>> Begin RECORD EXTRACTS
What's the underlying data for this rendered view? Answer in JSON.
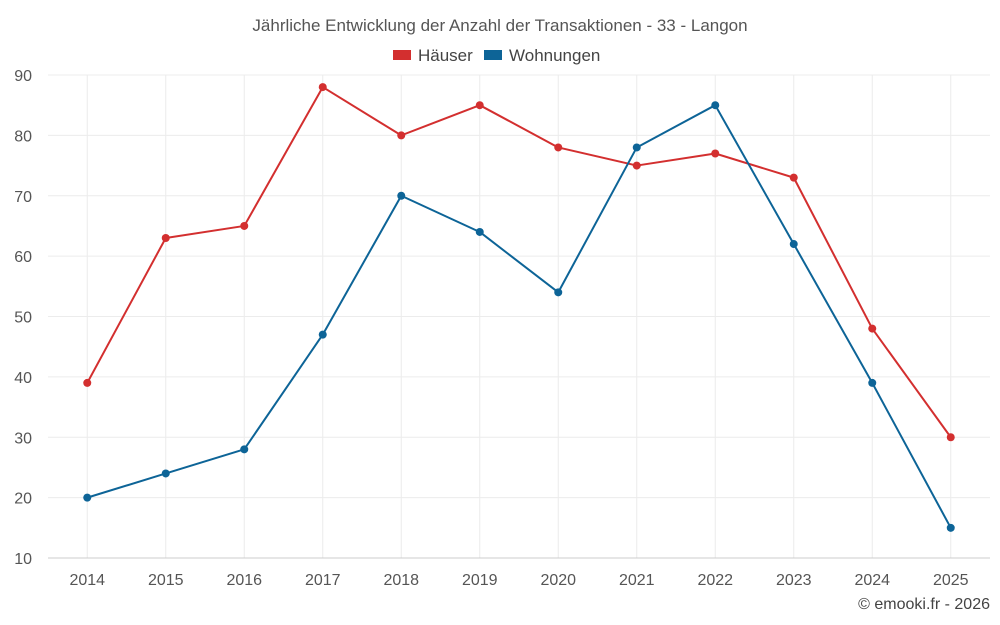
{
  "chart_data": {
    "type": "line",
    "title": "Jährliche Entwicklung der Anzahl der Transaktionen - 33 - Langon",
    "xlabel": "",
    "ylabel": "",
    "categories": [
      "2014",
      "2015",
      "2016",
      "2017",
      "2018",
      "2019",
      "2020",
      "2021",
      "2022",
      "2023",
      "2024",
      "2025"
    ],
    "ylim": [
      10,
      90
    ],
    "yticks": [
      10,
      20,
      30,
      40,
      50,
      60,
      70,
      80,
      90
    ],
    "grid": true,
    "legend_position": "top-center",
    "series": [
      {
        "name": "Häuser",
        "color": "#d32f2f",
        "values": [
          39,
          63,
          65,
          88,
          80,
          85,
          78,
          75,
          77,
          73,
          48,
          30
        ]
      },
      {
        "name": "Wohnungen",
        "color": "#0d6497",
        "values": [
          20,
          24,
          28,
          47,
          70,
          64,
          54,
          78,
          85,
          62,
          39,
          15
        ]
      }
    ]
  },
  "credit": "© emooki.fr - 2026"
}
>> End RECORD EXTRACTS
● **THE REQUEST**
Pictures in the records should not appear in your copy, but everything else must be transcribed exactly.

● **OUTPUT FOR THIS EXERCISE**
What's the underlying data for this rendered view? Answer in JSON.
{
  "chart_data": {
    "type": "line",
    "title": "Jährliche Entwicklung der Anzahl der Transaktionen - 33 - Langon",
    "xlabel": "",
    "ylabel": "",
    "categories": [
      "2014",
      "2015",
      "2016",
      "2017",
      "2018",
      "2019",
      "2020",
      "2021",
      "2022",
      "2023",
      "2024",
      "2025"
    ],
    "ylim": [
      10,
      90
    ],
    "yticks": [
      10,
      20,
      30,
      40,
      50,
      60,
      70,
      80,
      90
    ],
    "grid": true,
    "legend_position": "top-center",
    "series": [
      {
        "name": "Häuser",
        "color": "#d32f2f",
        "values": [
          39,
          63,
          65,
          88,
          80,
          85,
          78,
          75,
          77,
          73,
          48,
          30
        ]
      },
      {
        "name": "Wohnungen",
        "color": "#0d6497",
        "values": [
          20,
          24,
          28,
          47,
          70,
          64,
          54,
          78,
          85,
          62,
          39,
          15
        ]
      }
    ]
  },
  "credit": "© emooki.fr - 2026"
}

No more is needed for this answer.